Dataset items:
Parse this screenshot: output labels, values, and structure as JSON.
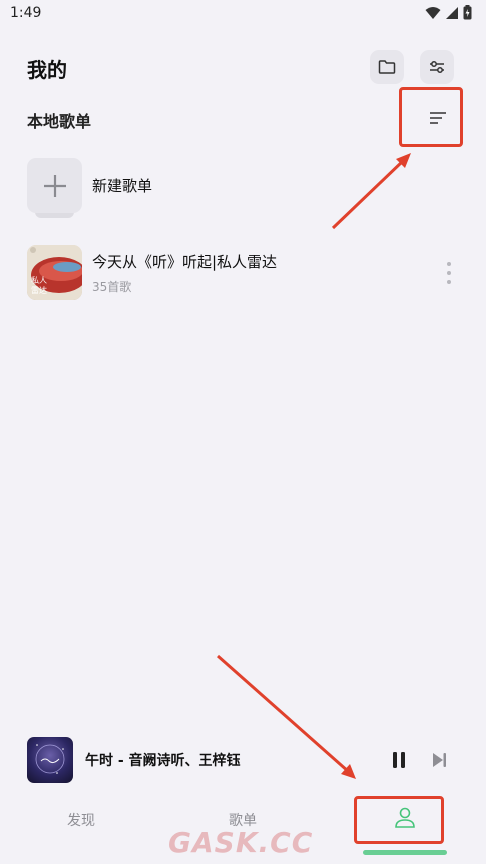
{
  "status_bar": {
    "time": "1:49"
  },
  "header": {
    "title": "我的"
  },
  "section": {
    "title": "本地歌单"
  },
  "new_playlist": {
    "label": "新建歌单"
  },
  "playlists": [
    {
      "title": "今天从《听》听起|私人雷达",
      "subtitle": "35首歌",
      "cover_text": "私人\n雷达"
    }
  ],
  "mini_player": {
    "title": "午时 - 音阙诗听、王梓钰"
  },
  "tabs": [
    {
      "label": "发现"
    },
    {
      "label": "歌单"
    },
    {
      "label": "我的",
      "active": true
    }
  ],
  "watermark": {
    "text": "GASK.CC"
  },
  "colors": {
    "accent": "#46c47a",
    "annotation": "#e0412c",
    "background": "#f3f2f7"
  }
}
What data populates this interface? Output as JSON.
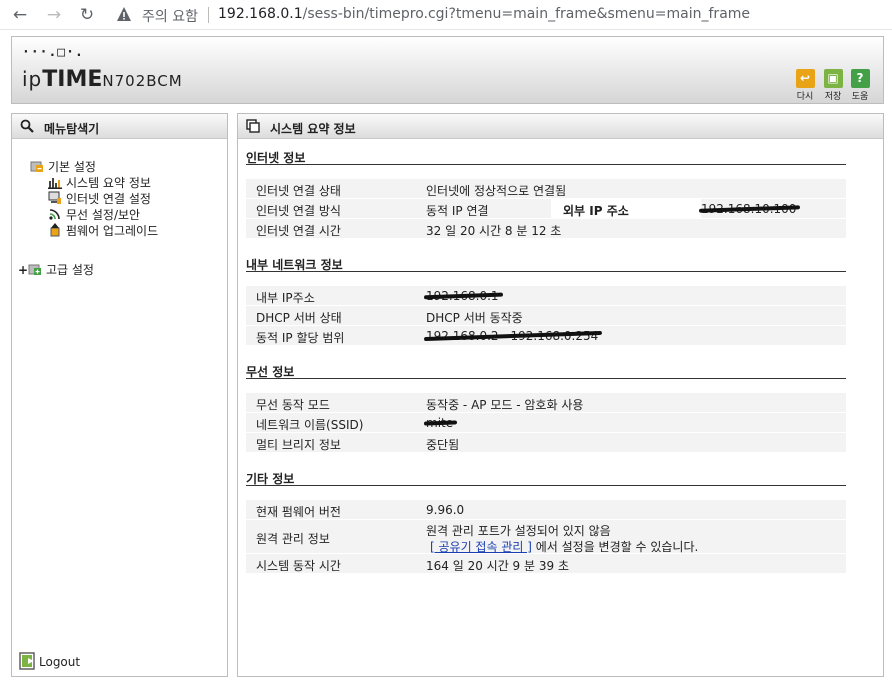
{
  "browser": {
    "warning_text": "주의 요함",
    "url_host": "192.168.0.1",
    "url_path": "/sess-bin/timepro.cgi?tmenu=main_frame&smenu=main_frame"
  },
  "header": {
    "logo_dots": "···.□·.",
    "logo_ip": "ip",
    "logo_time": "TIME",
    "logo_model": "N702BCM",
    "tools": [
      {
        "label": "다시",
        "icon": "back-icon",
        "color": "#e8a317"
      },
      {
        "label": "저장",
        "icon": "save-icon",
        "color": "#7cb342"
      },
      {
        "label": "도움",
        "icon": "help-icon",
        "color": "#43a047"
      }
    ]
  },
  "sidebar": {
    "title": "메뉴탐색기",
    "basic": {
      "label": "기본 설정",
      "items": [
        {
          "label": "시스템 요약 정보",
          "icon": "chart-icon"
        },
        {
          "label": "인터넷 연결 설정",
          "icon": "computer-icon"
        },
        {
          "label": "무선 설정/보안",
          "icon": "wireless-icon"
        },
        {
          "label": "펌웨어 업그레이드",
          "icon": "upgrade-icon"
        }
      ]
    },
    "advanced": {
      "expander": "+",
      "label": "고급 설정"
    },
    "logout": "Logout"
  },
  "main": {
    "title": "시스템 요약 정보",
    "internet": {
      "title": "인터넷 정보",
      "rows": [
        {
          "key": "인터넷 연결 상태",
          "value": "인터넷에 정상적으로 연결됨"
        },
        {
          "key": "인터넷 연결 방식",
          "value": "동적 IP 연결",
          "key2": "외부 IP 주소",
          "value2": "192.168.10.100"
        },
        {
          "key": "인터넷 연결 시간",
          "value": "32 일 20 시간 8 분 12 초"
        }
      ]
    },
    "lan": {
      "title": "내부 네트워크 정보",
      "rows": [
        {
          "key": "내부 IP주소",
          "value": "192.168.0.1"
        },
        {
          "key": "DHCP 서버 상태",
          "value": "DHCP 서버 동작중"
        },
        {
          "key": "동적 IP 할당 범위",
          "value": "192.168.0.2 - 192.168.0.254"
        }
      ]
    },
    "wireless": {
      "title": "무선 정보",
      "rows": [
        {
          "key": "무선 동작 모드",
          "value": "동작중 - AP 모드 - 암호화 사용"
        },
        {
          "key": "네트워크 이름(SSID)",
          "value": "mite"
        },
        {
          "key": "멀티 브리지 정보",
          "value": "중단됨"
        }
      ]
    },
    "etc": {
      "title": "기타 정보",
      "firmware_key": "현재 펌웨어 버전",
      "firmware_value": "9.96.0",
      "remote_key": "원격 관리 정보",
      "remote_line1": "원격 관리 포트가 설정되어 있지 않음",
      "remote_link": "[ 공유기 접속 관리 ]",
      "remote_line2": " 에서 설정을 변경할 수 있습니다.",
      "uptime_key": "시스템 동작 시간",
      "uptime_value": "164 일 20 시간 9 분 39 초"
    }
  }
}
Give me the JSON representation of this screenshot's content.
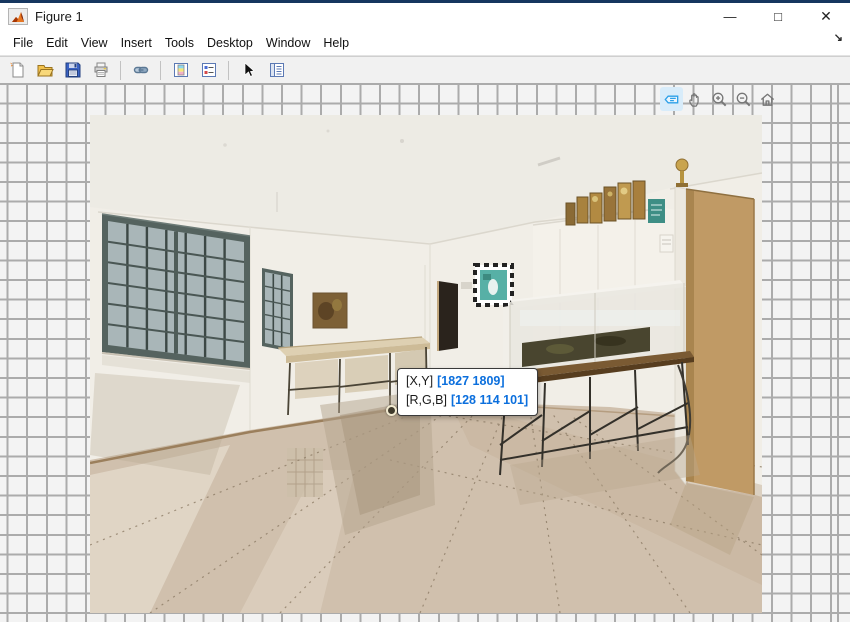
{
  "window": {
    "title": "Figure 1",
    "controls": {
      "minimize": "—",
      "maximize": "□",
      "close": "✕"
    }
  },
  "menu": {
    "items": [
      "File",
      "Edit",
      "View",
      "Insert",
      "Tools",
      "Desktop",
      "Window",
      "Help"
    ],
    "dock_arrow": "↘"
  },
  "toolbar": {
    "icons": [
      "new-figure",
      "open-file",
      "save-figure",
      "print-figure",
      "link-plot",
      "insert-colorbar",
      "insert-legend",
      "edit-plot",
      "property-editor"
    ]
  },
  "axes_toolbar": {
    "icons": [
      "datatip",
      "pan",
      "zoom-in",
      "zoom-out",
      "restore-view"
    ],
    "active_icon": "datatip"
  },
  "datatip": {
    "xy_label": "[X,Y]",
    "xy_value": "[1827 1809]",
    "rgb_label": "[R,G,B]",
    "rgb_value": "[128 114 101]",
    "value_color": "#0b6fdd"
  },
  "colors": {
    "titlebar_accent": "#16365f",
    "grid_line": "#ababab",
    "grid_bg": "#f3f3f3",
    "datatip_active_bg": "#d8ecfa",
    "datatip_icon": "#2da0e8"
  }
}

What you should do ::
Repeat all the records above exactly, leaving out any pictures.

Result below ::
Parse this screenshot: output labels, values, and structure as JSON.
{
  "status_bar": {
    "time": "1:49"
  },
  "header": {
    "title": "我的"
  },
  "section": {
    "title": "本地歌单"
  },
  "new_playlist": {
    "label": "新建歌单"
  },
  "playlists": [
    {
      "title": "今天从《听》听起|私人雷达",
      "subtitle": "35首歌",
      "cover_text": "私人\n雷达"
    }
  ],
  "mini_player": {
    "title": "午时 - 音阙诗听、王梓钰"
  },
  "tabs": [
    {
      "label": "发现"
    },
    {
      "label": "歌单"
    },
    {
      "label": "我的",
      "active": true
    }
  ],
  "watermark": {
    "text": "GASK.CC"
  },
  "colors": {
    "accent": "#46c47a",
    "annotation": "#e0412c",
    "background": "#f3f2f7"
  }
}
What data populates this interface? Output as JSON.
{
  "browser": {
    "warning_text": "주의 요함",
    "url_host": "192.168.0.1",
    "url_path": "/sess-bin/timepro.cgi?tmenu=main_frame&smenu=main_frame"
  },
  "header": {
    "logo_dots": "···.□·.",
    "logo_ip": "ip",
    "logo_time": "TIME",
    "logo_model": "N702BCM",
    "tools": [
      {
        "label": "다시",
        "icon": "back-icon",
        "color": "#e8a317"
      },
      {
        "label": "저장",
        "icon": "save-icon",
        "color": "#7cb342"
      },
      {
        "label": "도움",
        "icon": "help-icon",
        "color": "#43a047"
      }
    ]
  },
  "sidebar": {
    "title": "메뉴탐색기",
    "basic": {
      "label": "기본 설정",
      "items": [
        {
          "label": "시스템 요약 정보",
          "icon": "chart-icon"
        },
        {
          "label": "인터넷 연결 설정",
          "icon": "computer-icon"
        },
        {
          "label": "무선 설정/보안",
          "icon": "wireless-icon"
        },
        {
          "label": "펌웨어 업그레이드",
          "icon": "upgrade-icon"
        }
      ]
    },
    "advanced": {
      "expander": "+",
      "label": "고급 설정"
    },
    "logout": "Logout"
  },
  "main": {
    "title": "시스템 요약 정보",
    "internet": {
      "title": "인터넷 정보",
      "rows": [
        {
          "key": "인터넷 연결 상태",
          "value": "인터넷에 정상적으로 연결됨"
        },
        {
          "key": "인터넷 연결 방식",
          "value": "동적 IP 연결",
          "key2": "외부 IP 주소",
          "value2": "192.168.10.100"
        },
        {
          "key": "인터넷 연결 시간",
          "value": "32 일 20 시간 8 분 12 초"
        }
      ]
    },
    "lan": {
      "title": "내부 네트워크 정보",
      "rows": [
        {
          "key": "내부 IP주소",
          "value": "192.168.0.1"
        },
        {
          "key": "DHCP 서버 상태",
          "value": "DHCP 서버 동작중"
        },
        {
          "key": "동적 IP 할당 범위",
          "value": "192.168.0.2 - 192.168.0.254"
        }
      ]
    },
    "wireless": {
      "title": "무선 정보",
      "rows": [
        {
          "key": "무선 동작 모드",
          "value": "동작중 - AP 모드 - 암호화 사용"
        },
        {
          "key": "네트워크 이름(SSID)",
          "value": "mite"
        },
        {
          "key": "멀티 브리지 정보",
          "value": "중단됨"
        }
      ]
    },
    "etc": {
      "title": "기타 정보",
      "firmware_key": "현재 펌웨어 버전",
      "firmware_value": "9.96.0",
      "remote_key": "원격 관리 정보",
      "remote_line1": "원격 관리 포트가 설정되어 있지 않음",
      "remote_link": "[ 공유기 접속 관리 ]",
      "remote_line2": " 에서 설정을 변경할 수 있습니다.",
      "uptime_key": "시스템 동작 시간",
      "uptime_value": "164 일 20 시간 9 분 39 초"
    }
  }
}
Give me the JSON representation of this screenshot's content.
{
  "window": {
    "title": "Figure 1",
    "controls": {
      "minimize": "—",
      "maximize": "□",
      "close": "✕"
    }
  },
  "menu": {
    "items": [
      "File",
      "Edit",
      "View",
      "Insert",
      "Tools",
      "Desktop",
      "Window",
      "Help"
    ],
    "dock_arrow": "↘"
  },
  "toolbar": {
    "icons": [
      "new-figure",
      "open-file",
      "save-figure",
      "print-figure",
      "link-plot",
      "insert-colorbar",
      "insert-legend",
      "edit-plot",
      "property-editor"
    ]
  },
  "axes_toolbar": {
    "icons": [
      "datatip",
      "pan",
      "zoom-in",
      "zoom-out",
      "restore-view"
    ],
    "active_icon": "datatip"
  },
  "datatip": {
    "xy_label": "[X,Y]",
    "xy_value": "[1827 1809]",
    "rgb_label": "[R,G,B]",
    "rgb_value": "[128 114 101]",
    "value_color": "#0b6fdd"
  },
  "colors": {
    "titlebar_accent": "#16365f",
    "grid_line": "#ababab",
    "grid_bg": "#f3f3f3",
    "datatip_active_bg": "#d8ecfa",
    "datatip_icon": "#2da0e8"
  }
}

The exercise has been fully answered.